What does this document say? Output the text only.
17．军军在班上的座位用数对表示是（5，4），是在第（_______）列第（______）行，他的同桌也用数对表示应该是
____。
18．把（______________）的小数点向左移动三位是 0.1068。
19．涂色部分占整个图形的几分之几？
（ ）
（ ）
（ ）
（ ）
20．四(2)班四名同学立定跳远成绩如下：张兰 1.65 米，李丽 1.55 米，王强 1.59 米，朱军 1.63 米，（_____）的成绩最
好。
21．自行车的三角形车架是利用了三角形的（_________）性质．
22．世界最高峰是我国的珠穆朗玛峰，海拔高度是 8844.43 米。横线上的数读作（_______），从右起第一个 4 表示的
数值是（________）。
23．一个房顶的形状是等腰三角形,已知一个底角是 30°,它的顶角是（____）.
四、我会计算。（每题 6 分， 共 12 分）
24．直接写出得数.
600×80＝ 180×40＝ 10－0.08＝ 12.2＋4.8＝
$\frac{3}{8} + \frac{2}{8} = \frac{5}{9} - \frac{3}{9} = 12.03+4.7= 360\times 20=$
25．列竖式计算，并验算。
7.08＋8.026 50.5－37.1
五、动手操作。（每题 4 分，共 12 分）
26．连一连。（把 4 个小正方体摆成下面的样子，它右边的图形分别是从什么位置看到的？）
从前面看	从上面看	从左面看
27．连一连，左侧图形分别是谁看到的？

■ ■ ■ ■ ■ ■ ■

> What you have to do: Type out the material again exactly as presented.

> Output for this task:
What does this document say? Output the text only.
17．军军在班上的座位用数对表示是（5，4），是在第（_______）列第（______）行，他的同桌也用数对表示应该是
____。
18．把（______________）的小数点向左移动三位是 0.1068。
19．涂色部分占整个图形的几分之几？
（ ）
（ ）
（ ）
（ ）
20．四(2)班四名同学立定跳远成绩如下：张兰 1.65 米，李丽 1.55 米，王强 1.59 米，朱军 1.63 米，（_____）的成绩最
好。
21．自行车的三角形车架是利用了三角形的（_________）性质．
22．世界最高峰是我国的珠穆朗玛峰，海拔高度是 8844.43 米。横线上的数读作（_______），从右起第一个 4 表示的
数值是（________）。
23．一个房顶的形状是等腰三角形,已知一个底角是 30°,它的顶角是（____）.
四、我会计算。（每题 6 分， 共 12 分）
24．直接写出得数.
600×80＝ 180×40＝ 10－0.08＝ 12.2＋4.8＝
$\frac{3}{8} + \frac{2}{8} = \frac{5}{9} - \frac{3}{9} = 12.03+4.7= 360\times 20=$
25．列竖式计算，并验算。
7.08＋8.026 50.5－37.1
五、动手操作。（每题 4 分，共 12 分）
26．连一连。（把 4 个小正方体摆成下面的样子，它右边的图形分别是从什么位置看到的？）
从前面看	从上面看	从左面看
27．连一连，左侧图形分别是谁看到的？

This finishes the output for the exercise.